## start DATA SUPPLIED
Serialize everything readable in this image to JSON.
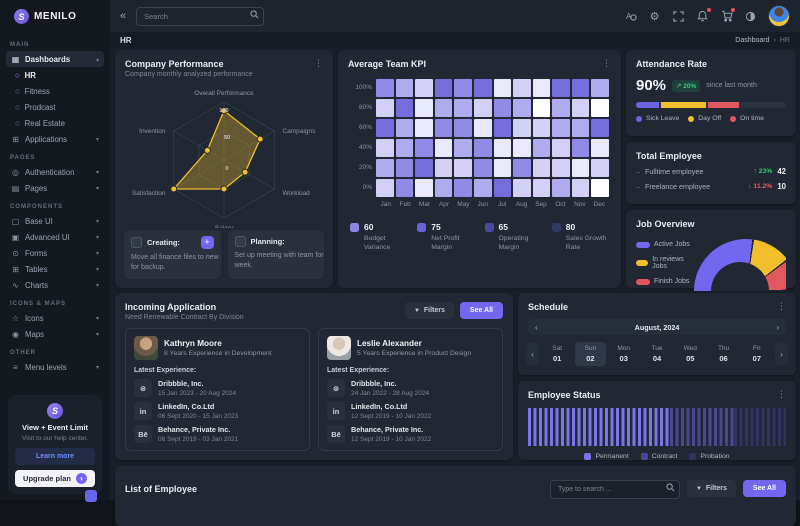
{
  "brand": {
    "name": "MENILO"
  },
  "topbar": {
    "search_placeholder": "Search",
    "icons": [
      {
        "name": "language-icon",
        "badge": false
      },
      {
        "name": "settings-icon",
        "badge": false
      },
      {
        "name": "fullscreen-icon",
        "badge": false
      },
      {
        "name": "bell-icon",
        "badge": true
      },
      {
        "name": "cart-icon",
        "badge": true
      },
      {
        "name": "contrast-icon",
        "badge": false
      }
    ]
  },
  "page": {
    "title": "HR",
    "breadcrumb": [
      "Dashboard",
      "HR"
    ]
  },
  "sidebar": {
    "sections": [
      {
        "label": "MAIN",
        "items": [
          {
            "label": "Dashboards",
            "icon": "grid",
            "chevron": "up",
            "active": true
          },
          {
            "label": "HR",
            "bullet": true,
            "active": true
          },
          {
            "label": "Fitness",
            "bullet": true
          },
          {
            "label": "Prodcast",
            "bullet": true
          },
          {
            "label": "Real Estate",
            "bullet": true
          },
          {
            "label": "Applications",
            "icon": "apps",
            "chevron": "down"
          }
        ]
      },
      {
        "label": "PAGES",
        "items": [
          {
            "label": "Authentication",
            "icon": "user",
            "chevron": "down"
          },
          {
            "label": "Pages",
            "icon": "pages",
            "chevron": "down"
          }
        ]
      },
      {
        "label": "COMPONENTS",
        "items": [
          {
            "label": "Base UI",
            "icon": "base",
            "chevron": "down"
          },
          {
            "label": "Advanced UI",
            "icon": "advanced",
            "chevron": "down"
          },
          {
            "label": "Forms",
            "icon": "forms",
            "chevron": "down"
          },
          {
            "label": "Tables",
            "icon": "tables",
            "chevron": "down"
          },
          {
            "label": "Charts",
            "icon": "charts",
            "chevron": "down"
          }
        ]
      },
      {
        "label": "ICONS & MAPS",
        "items": [
          {
            "label": "Icons",
            "icon": "icons",
            "chevron": "down"
          },
          {
            "label": "Maps",
            "icon": "maps",
            "chevron": "down"
          }
        ]
      },
      {
        "label": "OTHER",
        "items": [
          {
            "label": "Menu levels",
            "icon": "menu",
            "chevron": "down"
          }
        ]
      }
    ],
    "promo": {
      "title": "View + Event Limit",
      "subtitle": "Visit to our help center.",
      "learn_more": "Learn more",
      "upgrade": "Upgrade plan"
    }
  },
  "cards": {
    "performance": {
      "title": "Company Performance",
      "subtitle": "Company monthly analyzed performance",
      "tasks": [
        {
          "label": "Creating:",
          "text": "Move all finance files to new directory for backup.",
          "has_plus": true
        },
        {
          "label": "Planning:",
          "text": "Set up meeting with team for next week.",
          "has_plus": false
        }
      ]
    },
    "kpi": {
      "title": "Average Team KPI",
      "stats": [
        {
          "value": "60",
          "label": "Budget Variance",
          "color": "#8c85e6"
        },
        {
          "value": "75",
          "label": "Net Profit Margin",
          "color": "#6a62d8"
        },
        {
          "value": "65",
          "label": "Operating Margin",
          "color": "#4a47a0"
        },
        {
          "value": "80",
          "label": "Sales Growth Rate",
          "color": "#303a66"
        }
      ]
    },
    "attendance": {
      "title": "Attendance Rate",
      "value": "90%",
      "badge": "↗ 20%",
      "note": "since last month"
    },
    "total_employee": {
      "title": "Total Employee",
      "rows": [
        {
          "label": "Fulltime employee",
          "dir": "up",
          "change": "23%",
          "value": "42"
        },
        {
          "label": "Freelance employee",
          "dir": "down",
          "change": "11.2%",
          "value": "10"
        }
      ]
    },
    "job_overview": {
      "title": "Job Overview"
    },
    "incoming": {
      "title": "Incoming Application",
      "subtitle": "Need Renewable Contract By Division",
      "filters_label": "Filters",
      "see_all_label": "See All",
      "latest_label": "Latest Experience:",
      "applicants": [
        {
          "name": "Kathryn Moore",
          "experience": "8 Years Experience in Development",
          "items": [
            {
              "icon": "dribbble",
              "company": "Dribbble, Inc.",
              "period": "15 Jan 2023 - 20 Aug 2024"
            },
            {
              "icon": "linkedin",
              "company": "LinkedIn, Co.Ltd",
              "period": "06 Sept 2020 - 15 Jan 2023"
            },
            {
              "icon": "behance",
              "company": "Behance, Private Inc.",
              "period": "06 Sept 2019 - 03 Jan 2021"
            }
          ]
        },
        {
          "name": "Leslie Alexander",
          "experience": "5 Years Experience in Product Design",
          "items": [
            {
              "icon": "dribbble",
              "company": "Dribbble, Inc.",
              "period": "24 Jan 2022 - 28 Aug 2024"
            },
            {
              "icon": "linkedin",
              "company": "LinkedIn, Co.Ltd",
              "period": "12 Sept 2019 - 10 Jan 2022"
            },
            {
              "icon": "behance",
              "company": "Behance, Private Inc.",
              "period": "12 Sept 2019 - 10 Jan 2022"
            }
          ]
        }
      ]
    },
    "schedule": {
      "title": "Schedule",
      "month": "August, 2024",
      "days": [
        {
          "dow": "Sat",
          "num": "01",
          "selected": false
        },
        {
          "dow": "Sun",
          "num": "02",
          "selected": true
        },
        {
          "dow": "Mon",
          "num": "03",
          "selected": false
        },
        {
          "dow": "Tue",
          "num": "04",
          "selected": false
        },
        {
          "dow": "Wed",
          "num": "05",
          "selected": false
        },
        {
          "dow": "Thu",
          "num": "06",
          "selected": false
        },
        {
          "dow": "Fri",
          "num": "07",
          "selected": false
        }
      ]
    },
    "employee_status": {
      "title": "Employee Status"
    },
    "list_employee": {
      "title": "List of Employee",
      "search_placeholder": "Type to search ...",
      "filters_label": "Filters",
      "see_all_label": "See All"
    }
  },
  "colors": {
    "purple": "#7367f0",
    "yellow": "#f1bf2b",
    "red": "#e0575e",
    "green": "#28c76f"
  },
  "chart_data": [
    {
      "id": "company_performance_radar",
      "type": "radar",
      "title": "Company Performance",
      "axes": [
        "Overall Performance",
        "Campaigns",
        "Workload",
        "Salary",
        "Satisfaction",
        "Invention"
      ],
      "values": [
        85,
        72,
        42,
        50,
        100,
        33
      ],
      "max": 100,
      "scale_labels": [
        "100",
        "50",
        "0"
      ],
      "color": "#f1bf2b"
    },
    {
      "id": "average_team_kpi_heatmap",
      "type": "heatmap",
      "title": "Average Team KPI",
      "x": [
        "Jan",
        "Feb",
        "Mar",
        "Apr",
        "May",
        "Jun",
        "Jul",
        "Aug",
        "Sep",
        "Oct",
        "Nov",
        "Dec"
      ],
      "y": [
        "100%",
        "80%",
        "60%",
        "40%",
        "20%",
        "0%"
      ],
      "values": [
        [
          80,
          60,
          40,
          100,
          80,
          100,
          20,
          40,
          20,
          100,
          100,
          60
        ],
        [
          40,
          100,
          20,
          60,
          60,
          40,
          80,
          60,
          0,
          60,
          40,
          0
        ],
        [
          100,
          60,
          20,
          80,
          80,
          20,
          100,
          40,
          40,
          60,
          60,
          100
        ],
        [
          40,
          60,
          80,
          20,
          60,
          80,
          20,
          20,
          60,
          40,
          80,
          20
        ],
        [
          60,
          80,
          100,
          40,
          40,
          80,
          20,
          80,
          40,
          40,
          20,
          40
        ],
        [
          40,
          80,
          20,
          60,
          80,
          60,
          100,
          40,
          40,
          60,
          40,
          0
        ]
      ],
      "palette": [
        "#ffffff",
        "#eae8fb",
        "#d4d0f5",
        "#b0aaee",
        "#918ae6",
        "#766ddd"
      ]
    },
    {
      "id": "attendance_bar",
      "type": "bar",
      "segments": [
        {
          "label": "Sick Leave",
          "value": 15,
          "color": "#6c63e0"
        },
        {
          "label": "Day Off",
          "value": 30,
          "color": "#f1bf2b"
        },
        {
          "label": "On time",
          "value": 21,
          "color": "#e0575e"
        }
      ],
      "track_color": "#2b3340"
    },
    {
      "id": "job_overview_gauge",
      "type": "pie",
      "half": true,
      "segments": [
        {
          "label": "Active Jobs",
          "value": 55,
          "color": "#7367f0"
        },
        {
          "label": "In reviews Jobs",
          "value": 25,
          "color": "#f1bf2b"
        },
        {
          "label": "Finish Jobs",
          "value": 20,
          "color": "#e0575e"
        }
      ]
    },
    {
      "id": "employee_status_bar",
      "type": "bar",
      "striped": true,
      "segments": [
        {
          "label": "Permanent",
          "value": 55,
          "color": "#7b74ea"
        },
        {
          "label": "Contract",
          "value": 25,
          "color": "#4b4791"
        },
        {
          "label": "Probation",
          "value": 20,
          "color": "#343260"
        }
      ]
    }
  ]
}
## end DATA SUPPLIED
Locate each line containing the string "Years" and show it.

SOLUTION TO THIS PROBLEM —
          "experience": "8 Years Experience in Development",
          "experience": "5 Years Experience in Product Design",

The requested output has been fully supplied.